Data records:
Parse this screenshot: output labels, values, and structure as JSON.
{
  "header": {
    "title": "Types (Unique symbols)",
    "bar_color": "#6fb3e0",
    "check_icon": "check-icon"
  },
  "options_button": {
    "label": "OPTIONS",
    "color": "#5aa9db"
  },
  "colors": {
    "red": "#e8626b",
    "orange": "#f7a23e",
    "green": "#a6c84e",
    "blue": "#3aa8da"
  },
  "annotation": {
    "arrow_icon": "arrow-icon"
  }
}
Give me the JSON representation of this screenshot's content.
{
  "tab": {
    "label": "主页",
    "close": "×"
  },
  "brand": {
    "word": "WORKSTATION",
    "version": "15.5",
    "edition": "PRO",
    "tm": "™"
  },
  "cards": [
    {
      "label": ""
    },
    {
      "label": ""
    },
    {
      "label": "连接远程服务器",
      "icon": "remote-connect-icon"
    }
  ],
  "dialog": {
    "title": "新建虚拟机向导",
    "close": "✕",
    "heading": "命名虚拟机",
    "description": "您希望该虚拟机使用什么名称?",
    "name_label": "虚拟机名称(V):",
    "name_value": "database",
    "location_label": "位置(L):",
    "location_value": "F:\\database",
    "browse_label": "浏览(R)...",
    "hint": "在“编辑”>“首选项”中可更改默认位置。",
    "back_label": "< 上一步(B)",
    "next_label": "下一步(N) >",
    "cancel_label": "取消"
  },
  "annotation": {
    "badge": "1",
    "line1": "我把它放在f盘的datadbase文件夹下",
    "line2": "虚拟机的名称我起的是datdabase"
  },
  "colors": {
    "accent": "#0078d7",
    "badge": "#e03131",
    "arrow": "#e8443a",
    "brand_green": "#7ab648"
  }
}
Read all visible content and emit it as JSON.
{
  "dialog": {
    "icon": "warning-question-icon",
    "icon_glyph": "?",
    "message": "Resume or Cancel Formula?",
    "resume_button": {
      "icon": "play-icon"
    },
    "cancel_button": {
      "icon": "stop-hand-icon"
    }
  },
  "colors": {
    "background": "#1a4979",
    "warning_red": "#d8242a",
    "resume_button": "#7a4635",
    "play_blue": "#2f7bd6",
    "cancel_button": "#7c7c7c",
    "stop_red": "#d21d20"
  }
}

Prompt
Above are some records. Print them all exactly.

Completed exercise
Parse this screenshot: output labels, values, and structure as JSON.
{
  "header": {
    "title": "Types (Unique symbols)",
    "bar_color": "#6fb3e0",
    "check_icon": "check-icon"
  },
  "options_button": {
    "label": "OPTIONS",
    "color": "#5aa9db"
  },
  "colors": {
    "red": "#e8626b",
    "orange": "#f7a23e",
    "green": "#a6c84e",
    "blue": "#3aa8da"
  },
  "annotation": {
    "arrow_icon": "arrow-icon"
  }
}
Give me the JSON representation of this screenshot's content.
{
  "tab": {
    "label": "主页",
    "close": "×"
  },
  "brand": {
    "word": "WORKSTATION",
    "version": "15.5",
    "edition": "PRO",
    "tm": "™"
  },
  "cards": [
    {
      "label": ""
    },
    {
      "label": ""
    },
    {
      "label": "连接远程服务器",
      "icon": "remote-connect-icon"
    }
  ],
  "dialog": {
    "title": "新建虚拟机向导",
    "close": "✕",
    "heading": "命名虚拟机",
    "description": "您希望该虚拟机使用什么名称?",
    "name_label": "虚拟机名称(V):",
    "name_value": "database",
    "location_label": "位置(L):",
    "location_value": "F:\\database",
    "browse_label": "浏览(R)...",
    "hint": "在“编辑”>“首选项”中可更改默认位置。",
    "back_label": "< 上一步(B)",
    "next_label": "下一步(N) >",
    "cancel_label": "取消"
  },
  "annotation": {
    "badge": "1",
    "line1": "我把它放在f盘的datadbase文件夹下",
    "line2": "虚拟机的名称我起的是datdabase"
  },
  "colors": {
    "accent": "#0078d7",
    "badge": "#e03131",
    "arrow": "#e8443a",
    "brand_green": "#7ab648"
  }
}
Read all visible content and emit it as JSON.
{
  "dialog": {
    "icon": "warning-question-icon",
    "icon_glyph": "?",
    "message": "Resume or Cancel Formula?",
    "resume_button": {
      "icon": "play-icon"
    },
    "cancel_button": {
      "icon": "stop-hand-icon"
    }
  },
  "colors": {
    "background": "#1a4979",
    "warning_red": "#d8242a",
    "resume_button": "#7a4635",
    "play_blue": "#2f7bd6",
    "cancel_button": "#7c7c7c",
    "stop_red": "#d21d20"
  }
}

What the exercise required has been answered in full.